Task directions: Copy the records below exactly, omitting any pictures they contain.

[Collected data]
— start —

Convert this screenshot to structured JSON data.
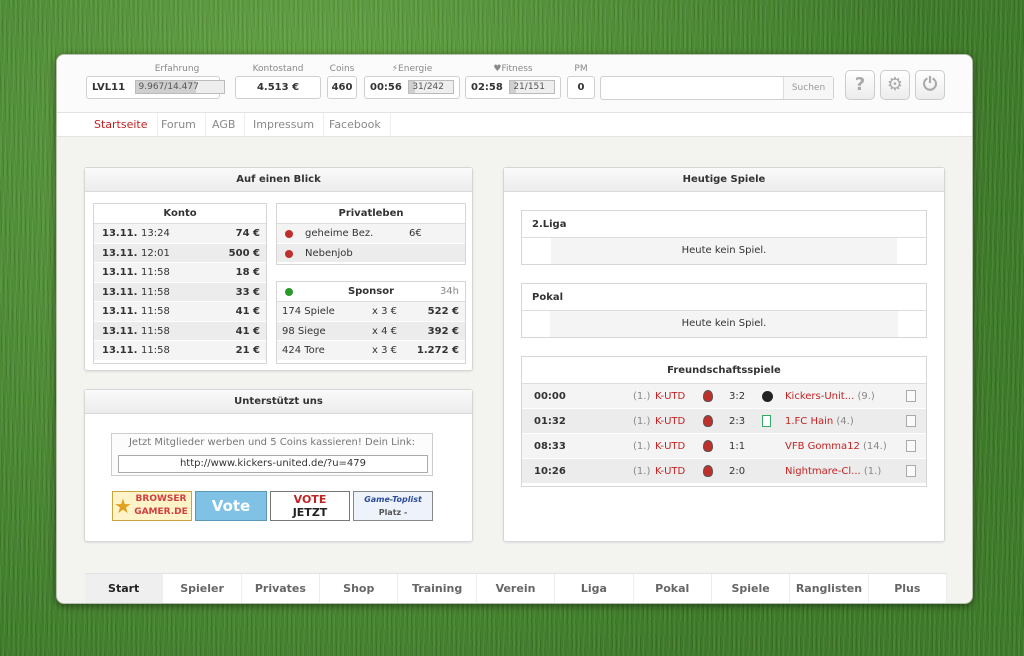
{
  "header": {
    "level": "LVL11",
    "erfahrung_label": "Erfahrung",
    "erfahrung_value": "9.967/14.477",
    "erfahrung_fraction": 0.69,
    "konto_label": "Kontostand",
    "konto_value": "4.513 €",
    "coins_label": "Coins",
    "coins_value": "460",
    "energie_label": "Energie",
    "energie_time": "00:56",
    "energie_value": "31/242",
    "energie_fraction": 0.13,
    "fitness_label": "Fitness",
    "fitness_time": "02:58",
    "fitness_value": "21/151",
    "fitness_fraction": 0.14,
    "pm_label": "PM",
    "pm_value": "0",
    "search_placeholder": "",
    "search_button": "Suchen",
    "icons": [
      "help-icon",
      "gear-icon",
      "power-icon"
    ]
  },
  "nav": [
    "Startseite",
    "Forum",
    "AGB",
    "Impressum",
    "Facebook"
  ],
  "blick": {
    "title": "Auf einen Blick",
    "konto_title": "Konto",
    "konto_rows": [
      {
        "date": "13.11.",
        "time": "13:24",
        "amount": "74 €"
      },
      {
        "date": "13.11.",
        "time": "12:01",
        "amount": "500 €"
      },
      {
        "date": "13.11.",
        "time": "11:58",
        "amount": "18 €"
      },
      {
        "date": "13.11.",
        "time": "11:58",
        "amount": "33 €"
      },
      {
        "date": "13.11.",
        "time": "11:58",
        "amount": "41 €"
      },
      {
        "date": "13.11.",
        "time": "11:58",
        "amount": "41 €"
      },
      {
        "date": "13.11.",
        "time": "11:58",
        "amount": "21 €"
      }
    ],
    "privat_title": "Privatleben",
    "privat_rows": [
      {
        "label": "geheime Bez.",
        "value": "6€"
      },
      {
        "label": "Nebenjob",
        "value": ""
      }
    ],
    "sponsor_title": "Sponsor",
    "sponsor_time": "34h",
    "sponsor_rows": [
      {
        "label": "174 Spiele",
        "mult": "x 3 €",
        "value": "522 €"
      },
      {
        "label": "98 Siege",
        "mult": "x 4 €",
        "value": "392 €"
      },
      {
        "label": "424 Tore",
        "mult": "x 3 €",
        "value": "1.272 €"
      }
    ]
  },
  "support": {
    "title": "Unterstützt uns",
    "text": "Jetzt Mitglieder werben und 5 Coins kassieren! Dein Link:",
    "link": "http://www.kickers-united.de/?u=479",
    "badges": [
      {
        "line1": "BROWSER",
        "line2": "GAMER.DE"
      },
      {
        "line1": "Vote",
        "line2": ""
      },
      {
        "line1": "VOTE",
        "line2": "JETZT"
      },
      {
        "line1": "Game-Toplist",
        "line2": "Platz -"
      }
    ]
  },
  "games": {
    "title": "Heutige Spiele",
    "liga_title": "2.Liga",
    "liga_text": "Heute kein Spiel.",
    "pokal_title": "Pokal",
    "pokal_text": "Heute kein Spiel.",
    "friendly_title": "Freundschaftsspiele",
    "friendly_rows": [
      {
        "time": "00:00",
        "home_rank": "(1.)",
        "home": "K-UTD",
        "score": "3:2",
        "away": "Kickers-Unit...",
        "away_rank": "(9.)",
        "away_crest": "black"
      },
      {
        "time": "01:32",
        "home_rank": "(1.)",
        "home": "K-UTD",
        "score": "2:3",
        "away": "1.FC Hain",
        "away_rank": "(4.)",
        "away_crest": "green"
      },
      {
        "time": "08:33",
        "home_rank": "(1.)",
        "home": "K-UTD",
        "score": "1:1",
        "away": "VFB Gomma12",
        "away_rank": "(14.)",
        "away_crest": "none"
      },
      {
        "time": "10:26",
        "home_rank": "(1.)",
        "home": "K-UTD",
        "score": "2:0",
        "away": "Nightmare-Cl...",
        "away_rank": "(1.)",
        "away_crest": "none"
      }
    ]
  },
  "bottom_nav": [
    "Start",
    "Spieler",
    "Privates",
    "Shop",
    "Training",
    "Verein",
    "Liga",
    "Pokal",
    "Spiele",
    "Ranglisten",
    "Plus"
  ],
  "colors": {
    "accent": "#c32222",
    "grass": "#4f8f33"
  }
}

— end —

Task answer:
Convert this screenshot to structured JSON data.
{
  "header": {
    "level": "LVL11",
    "erfahrung_label": "Erfahrung",
    "erfahrung_value": "9.967/14.477",
    "erfahrung_fraction": 0.69,
    "konto_label": "Kontostand",
    "konto_value": "4.513 €",
    "coins_label": "Coins",
    "coins_value": "460",
    "energie_label": "Energie",
    "energie_time": "00:56",
    "energie_value": "31/242",
    "energie_fraction": 0.13,
    "fitness_label": "Fitness",
    "fitness_time": "02:58",
    "fitness_value": "21/151",
    "fitness_fraction": 0.14,
    "pm_label": "PM",
    "pm_value": "0",
    "search_placeholder": "",
    "search_button": "Suchen",
    "icons": [
      "help-icon",
      "gear-icon",
      "power-icon"
    ]
  },
  "nav": [
    "Startseite",
    "Forum",
    "AGB",
    "Impressum",
    "Facebook"
  ],
  "blick": {
    "title": "Auf einen Blick",
    "konto_title": "Konto",
    "konto_rows": [
      {
        "date": "13.11.",
        "time": "13:24",
        "amount": "74 €"
      },
      {
        "date": "13.11.",
        "time": "12:01",
        "amount": "500 €"
      },
      {
        "date": "13.11.",
        "time": "11:58",
        "amount": "18 €"
      },
      {
        "date": "13.11.",
        "time": "11:58",
        "amount": "33 €"
      },
      {
        "date": "13.11.",
        "time": "11:58",
        "amount": "41 €"
      },
      {
        "date": "13.11.",
        "time": "11:58",
        "amount": "41 €"
      },
      {
        "date": "13.11.",
        "time": "11:58",
        "amount": "21 €"
      }
    ],
    "privat_title": "Privatleben",
    "privat_rows": [
      {
        "label": "geheime Bez.",
        "value": "6€"
      },
      {
        "label": "Nebenjob",
        "value": ""
      }
    ],
    "sponsor_title": "Sponsor",
    "sponsor_time": "34h",
    "sponsor_rows": [
      {
        "label": "174 Spiele",
        "mult": "x 3 €",
        "value": "522 €"
      },
      {
        "label": "98 Siege",
        "mult": "x 4 €",
        "value": "392 €"
      },
      {
        "label": "424 Tore",
        "mult": "x 3 €",
        "value": "1.272 €"
      }
    ]
  },
  "support": {
    "title": "Unterstützt uns",
    "text": "Jetzt Mitglieder werben und 5 Coins kassieren! Dein Link:",
    "link": "http://www.kickers-united.de/?u=479",
    "badges": [
      {
        "line1": "BROWSER",
        "line2": "GAMER.DE"
      },
      {
        "line1": "Vote",
        "line2": ""
      },
      {
        "line1": "VOTE",
        "line2": "JETZT"
      },
      {
        "line1": "Game-Toplist",
        "line2": "Platz -"
      }
    ]
  },
  "games": {
    "title": "Heutige Spiele",
    "liga_title": "2.Liga",
    "liga_text": "Heute kein Spiel.",
    "pokal_title": "Pokal",
    "pokal_text": "Heute kein Spiel.",
    "friendly_title": "Freundschaftsspiele",
    "friendly_rows": [
      {
        "time": "00:00",
        "home_rank": "(1.)",
        "home": "K-UTD",
        "score": "3:2",
        "away": "Kickers-Unit...",
        "away_rank": "(9.)",
        "away_crest": "black"
      },
      {
        "time": "01:32",
        "home_rank": "(1.)",
        "home": "K-UTD",
        "score": "2:3",
        "away": "1.FC Hain",
        "away_rank": "(4.)",
        "away_crest": "green"
      },
      {
        "time": "08:33",
        "home_rank": "(1.)",
        "home": "K-UTD",
        "score": "1:1",
        "away": "VFB Gomma12",
        "away_rank": "(14.)",
        "away_crest": "none"
      },
      {
        "time": "10:26",
        "home_rank": "(1.)",
        "home": "K-UTD",
        "score": "2:0",
        "away": "Nightmare-Cl...",
        "away_rank": "(1.)",
        "away_crest": "none"
      }
    ]
  },
  "bottom_nav": [
    "Start",
    "Spieler",
    "Privates",
    "Shop",
    "Training",
    "Verein",
    "Liga",
    "Pokal",
    "Spiele",
    "Ranglisten",
    "Plus"
  ],
  "colors": {
    "accent": "#c32222",
    "grass": "#4f8f33"
  }
}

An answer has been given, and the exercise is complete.